Copy every line that mentions the word "Travel".

Data records:
════════════════

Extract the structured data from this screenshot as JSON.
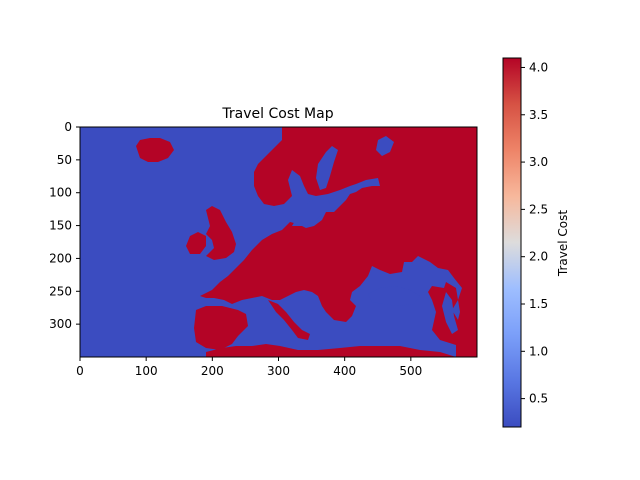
{
  "chart_data": {
    "type": "heatmap",
    "title": "Travel Cost Map",
    "xlabel": "",
    "ylabel": "",
    "xlim": [
      0,
      600
    ],
    "ylim": [
      350,
      0
    ],
    "x_ticks": [
      0,
      100,
      200,
      300,
      400,
      500
    ],
    "y_ticks": [
      0,
      50,
      100,
      150,
      200,
      250,
      300
    ],
    "grid": false,
    "colormap": "coolwarm",
    "values_description_levels": {
      "water": 0.2,
      "land": 4.1
    },
    "colorbar": {
      "label": "Travel Cost",
      "range": [
        0.2,
        4.1
      ],
      "ticks": [
        0.5,
        1.0,
        1.5,
        2.0,
        2.5,
        3.0,
        3.5,
        4.0
      ],
      "tick_labels": [
        "0.5",
        "1.0",
        "1.5",
        "2.0",
        "2.5",
        "3.0",
        "3.5",
        "4.0"
      ]
    },
    "colors": {
      "low": "#3b4cc0",
      "high": "#b40426"
    }
  }
}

════════════════

- **Full solution**:
    "title": "Travel Cost Map",
      "label": "Travel Cost",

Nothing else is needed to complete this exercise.